[Stored data]
━━━━━━━━━━
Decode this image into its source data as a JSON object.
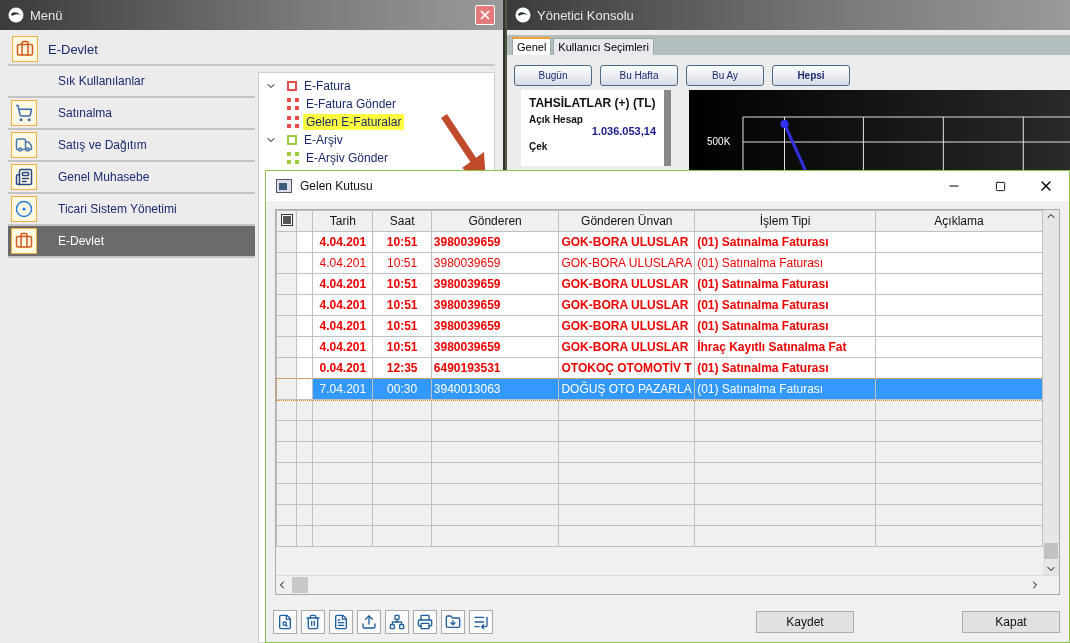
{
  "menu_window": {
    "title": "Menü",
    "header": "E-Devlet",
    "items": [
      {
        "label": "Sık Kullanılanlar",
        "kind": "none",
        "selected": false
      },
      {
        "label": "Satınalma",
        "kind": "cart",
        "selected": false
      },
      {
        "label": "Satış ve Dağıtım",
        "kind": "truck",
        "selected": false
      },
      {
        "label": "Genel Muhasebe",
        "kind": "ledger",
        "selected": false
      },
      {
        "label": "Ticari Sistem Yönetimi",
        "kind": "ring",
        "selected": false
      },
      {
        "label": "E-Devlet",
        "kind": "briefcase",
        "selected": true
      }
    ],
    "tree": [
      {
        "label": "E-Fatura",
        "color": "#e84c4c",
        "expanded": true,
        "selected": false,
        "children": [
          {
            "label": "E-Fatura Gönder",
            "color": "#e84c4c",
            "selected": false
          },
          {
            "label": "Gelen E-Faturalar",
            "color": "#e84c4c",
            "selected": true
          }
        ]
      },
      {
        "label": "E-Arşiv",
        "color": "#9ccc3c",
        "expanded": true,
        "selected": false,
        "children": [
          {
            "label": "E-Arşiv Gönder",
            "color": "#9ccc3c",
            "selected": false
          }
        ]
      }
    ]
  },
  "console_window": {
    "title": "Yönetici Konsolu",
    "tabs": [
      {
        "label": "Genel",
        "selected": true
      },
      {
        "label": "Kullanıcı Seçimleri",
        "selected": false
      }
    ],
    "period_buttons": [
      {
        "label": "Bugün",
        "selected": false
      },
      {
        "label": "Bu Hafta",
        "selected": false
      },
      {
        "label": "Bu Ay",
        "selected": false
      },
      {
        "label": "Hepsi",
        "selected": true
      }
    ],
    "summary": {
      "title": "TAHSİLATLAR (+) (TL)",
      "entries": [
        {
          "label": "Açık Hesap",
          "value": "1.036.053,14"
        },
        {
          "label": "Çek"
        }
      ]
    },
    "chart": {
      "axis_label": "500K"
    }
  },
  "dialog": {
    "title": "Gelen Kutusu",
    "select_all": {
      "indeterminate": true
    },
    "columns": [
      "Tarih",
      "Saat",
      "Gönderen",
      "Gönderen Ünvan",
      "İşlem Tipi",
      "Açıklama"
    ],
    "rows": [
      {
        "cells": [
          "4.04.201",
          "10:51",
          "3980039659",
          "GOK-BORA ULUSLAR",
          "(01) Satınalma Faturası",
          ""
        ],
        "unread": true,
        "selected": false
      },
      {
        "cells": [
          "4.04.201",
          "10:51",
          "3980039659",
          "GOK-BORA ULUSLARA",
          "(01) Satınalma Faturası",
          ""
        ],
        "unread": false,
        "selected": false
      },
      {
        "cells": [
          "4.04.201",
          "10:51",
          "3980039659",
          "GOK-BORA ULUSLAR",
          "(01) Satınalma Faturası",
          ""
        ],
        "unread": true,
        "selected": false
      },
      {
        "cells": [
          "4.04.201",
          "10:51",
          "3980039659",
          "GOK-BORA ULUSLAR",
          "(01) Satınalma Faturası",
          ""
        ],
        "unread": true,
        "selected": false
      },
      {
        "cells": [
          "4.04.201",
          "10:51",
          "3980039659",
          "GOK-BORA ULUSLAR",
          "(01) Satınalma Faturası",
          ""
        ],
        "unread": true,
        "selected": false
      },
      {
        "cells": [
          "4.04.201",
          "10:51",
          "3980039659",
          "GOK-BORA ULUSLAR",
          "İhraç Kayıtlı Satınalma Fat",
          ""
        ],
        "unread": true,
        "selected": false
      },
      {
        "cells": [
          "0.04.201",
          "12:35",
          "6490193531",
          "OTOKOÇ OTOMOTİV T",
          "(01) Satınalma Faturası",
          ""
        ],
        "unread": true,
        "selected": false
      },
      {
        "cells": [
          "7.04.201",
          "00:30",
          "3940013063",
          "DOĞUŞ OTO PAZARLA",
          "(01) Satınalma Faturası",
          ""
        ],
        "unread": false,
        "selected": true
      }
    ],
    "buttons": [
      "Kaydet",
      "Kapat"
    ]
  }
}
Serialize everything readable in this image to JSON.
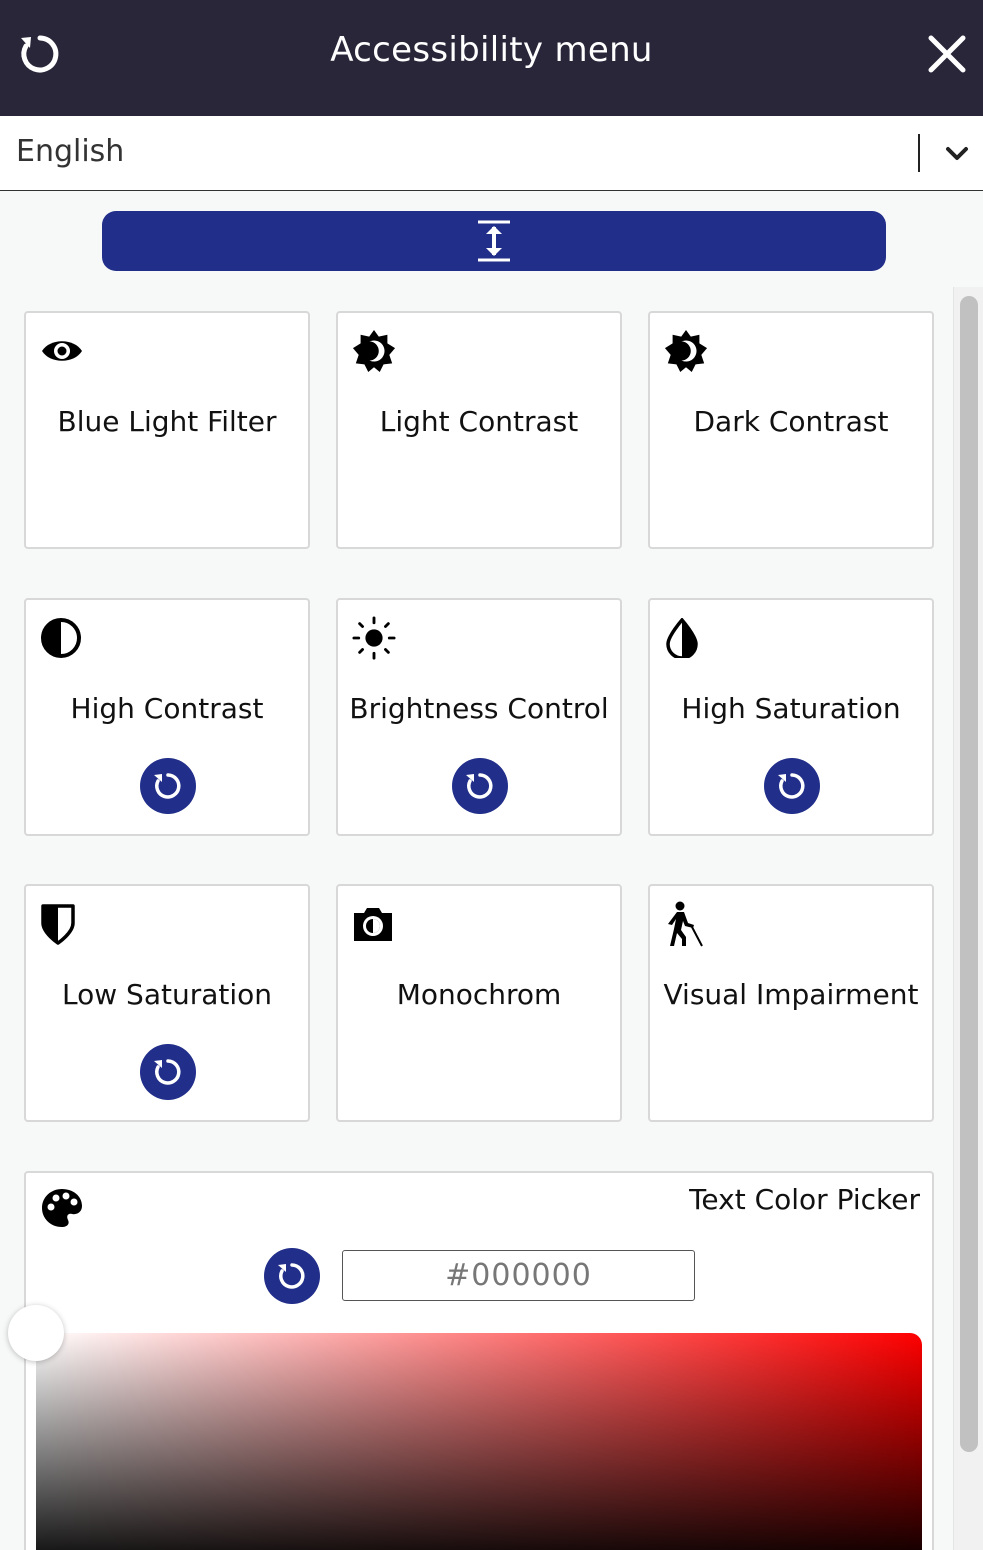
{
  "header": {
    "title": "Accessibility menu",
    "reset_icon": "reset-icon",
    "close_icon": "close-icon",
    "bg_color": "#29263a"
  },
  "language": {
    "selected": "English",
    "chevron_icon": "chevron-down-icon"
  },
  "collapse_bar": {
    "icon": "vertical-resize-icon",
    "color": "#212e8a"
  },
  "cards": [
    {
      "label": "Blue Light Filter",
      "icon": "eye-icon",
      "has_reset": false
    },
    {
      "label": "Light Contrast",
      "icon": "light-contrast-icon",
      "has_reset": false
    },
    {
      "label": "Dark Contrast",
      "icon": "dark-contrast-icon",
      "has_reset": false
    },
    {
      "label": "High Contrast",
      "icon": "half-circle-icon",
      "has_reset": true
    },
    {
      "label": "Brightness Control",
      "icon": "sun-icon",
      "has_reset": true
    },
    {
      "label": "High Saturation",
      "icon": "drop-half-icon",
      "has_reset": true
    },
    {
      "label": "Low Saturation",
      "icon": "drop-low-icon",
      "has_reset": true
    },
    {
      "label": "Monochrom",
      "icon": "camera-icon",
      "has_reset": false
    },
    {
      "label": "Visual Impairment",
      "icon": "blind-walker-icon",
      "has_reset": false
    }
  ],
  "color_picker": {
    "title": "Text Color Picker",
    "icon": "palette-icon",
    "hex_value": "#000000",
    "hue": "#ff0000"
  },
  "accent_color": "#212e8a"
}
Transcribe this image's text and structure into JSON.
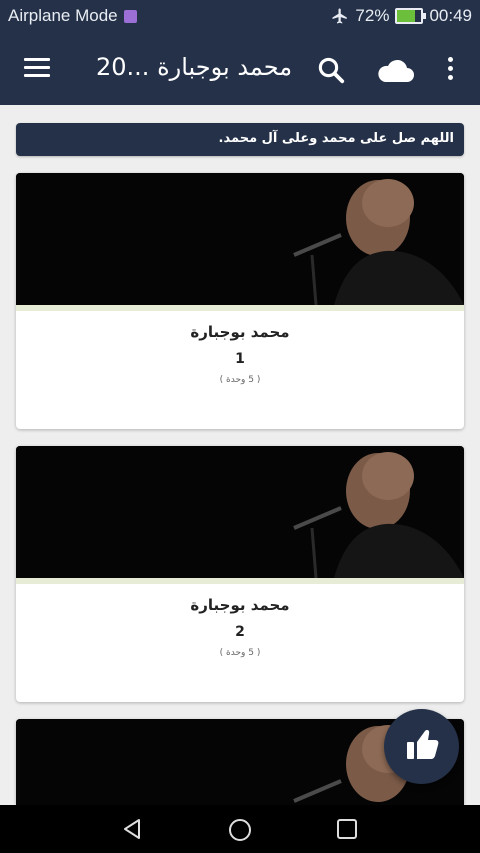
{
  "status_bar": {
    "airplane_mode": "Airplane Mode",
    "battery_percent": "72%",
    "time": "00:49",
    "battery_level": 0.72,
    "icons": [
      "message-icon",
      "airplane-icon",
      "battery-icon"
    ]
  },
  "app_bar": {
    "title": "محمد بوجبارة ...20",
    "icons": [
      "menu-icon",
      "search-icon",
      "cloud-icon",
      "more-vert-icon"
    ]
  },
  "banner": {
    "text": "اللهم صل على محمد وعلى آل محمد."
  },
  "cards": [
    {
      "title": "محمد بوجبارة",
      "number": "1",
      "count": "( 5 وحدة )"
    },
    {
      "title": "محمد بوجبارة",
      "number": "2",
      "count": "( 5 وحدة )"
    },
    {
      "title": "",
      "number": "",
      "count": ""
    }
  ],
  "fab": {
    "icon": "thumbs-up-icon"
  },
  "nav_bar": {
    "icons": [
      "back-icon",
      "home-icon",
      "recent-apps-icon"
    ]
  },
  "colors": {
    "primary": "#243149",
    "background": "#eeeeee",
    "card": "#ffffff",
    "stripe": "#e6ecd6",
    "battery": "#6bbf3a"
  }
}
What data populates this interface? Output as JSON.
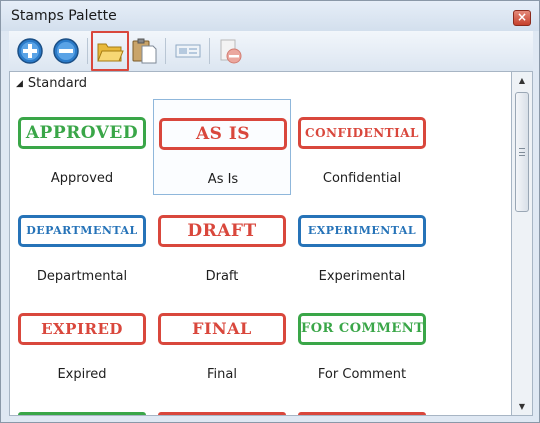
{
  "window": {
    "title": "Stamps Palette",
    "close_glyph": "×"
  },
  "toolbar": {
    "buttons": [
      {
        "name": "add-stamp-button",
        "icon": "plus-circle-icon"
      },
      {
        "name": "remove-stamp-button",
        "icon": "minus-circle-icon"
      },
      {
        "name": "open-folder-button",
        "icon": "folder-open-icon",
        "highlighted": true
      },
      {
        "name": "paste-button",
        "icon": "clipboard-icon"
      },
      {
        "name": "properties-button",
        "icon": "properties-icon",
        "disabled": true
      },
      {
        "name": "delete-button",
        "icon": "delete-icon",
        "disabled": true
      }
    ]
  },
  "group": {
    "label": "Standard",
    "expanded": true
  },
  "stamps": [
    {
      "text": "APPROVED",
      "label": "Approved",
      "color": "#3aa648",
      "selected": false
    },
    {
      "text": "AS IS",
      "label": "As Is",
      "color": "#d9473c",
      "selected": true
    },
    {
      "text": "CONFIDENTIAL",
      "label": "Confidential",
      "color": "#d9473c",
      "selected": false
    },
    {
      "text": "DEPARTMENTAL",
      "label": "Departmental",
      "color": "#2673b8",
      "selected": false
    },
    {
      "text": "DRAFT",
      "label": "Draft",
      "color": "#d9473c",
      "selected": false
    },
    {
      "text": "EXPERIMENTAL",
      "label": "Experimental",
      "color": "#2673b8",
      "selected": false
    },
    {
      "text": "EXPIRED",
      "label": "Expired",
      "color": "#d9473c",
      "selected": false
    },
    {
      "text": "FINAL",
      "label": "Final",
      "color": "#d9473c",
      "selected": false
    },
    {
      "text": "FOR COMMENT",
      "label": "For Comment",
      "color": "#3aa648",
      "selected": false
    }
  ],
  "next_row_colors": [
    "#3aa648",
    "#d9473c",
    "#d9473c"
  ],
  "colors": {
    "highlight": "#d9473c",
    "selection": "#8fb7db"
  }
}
━━━━━━━━━━
> _Brief_
Give back word for word the lines from the one containing "What data populates" through the final line of the data above. Pictures are to be left out.

> _Task output_
What data populates this interface? Output as JSON.
{
  "window": {
    "title": "Stamps Palette",
    "close_glyph": "×"
  },
  "toolbar": {
    "buttons": [
      {
        "name": "add-stamp-button",
        "icon": "plus-circle-icon"
      },
      {
        "name": "remove-stamp-button",
        "icon": "minus-circle-icon"
      },
      {
        "name": "open-folder-button",
        "icon": "folder-open-icon",
        "highlighted": true
      },
      {
        "name": "paste-button",
        "icon": "clipboard-icon"
      },
      {
        "name": "properties-button",
        "icon": "properties-icon",
        "disabled": true
      },
      {
        "name": "delete-button",
        "icon": "delete-icon",
        "disabled": true
      }
    ]
  },
  "group": {
    "label": "Standard",
    "expanded": true
  },
  "stamps": [
    {
      "text": "APPROVED",
      "label": "Approved",
      "color": "#3aa648",
      "selected": false
    },
    {
      "text": "AS IS",
      "label": "As Is",
      "color": "#d9473c",
      "selected": true
    },
    {
      "text": "CONFIDENTIAL",
      "label": "Confidential",
      "color": "#d9473c",
      "selected": false
    },
    {
      "text": "DEPARTMENTAL",
      "label": "Departmental",
      "color": "#2673b8",
      "selected": false
    },
    {
      "text": "DRAFT",
      "label": "Draft",
      "color": "#d9473c",
      "selected": false
    },
    {
      "text": "EXPERIMENTAL",
      "label": "Experimental",
      "color": "#2673b8",
      "selected": false
    },
    {
      "text": "EXPIRED",
      "label": "Expired",
      "color": "#d9473c",
      "selected": false
    },
    {
      "text": "FINAL",
      "label": "Final",
      "color": "#d9473c",
      "selected": false
    },
    {
      "text": "FOR COMMENT",
      "label": "For Comment",
      "color": "#3aa648",
      "selected": false
    }
  ],
  "next_row_colors": [
    "#3aa648",
    "#d9473c",
    "#d9473c"
  ],
  "colors": {
    "highlight": "#d9473c",
    "selection": "#8fb7db"
  }
}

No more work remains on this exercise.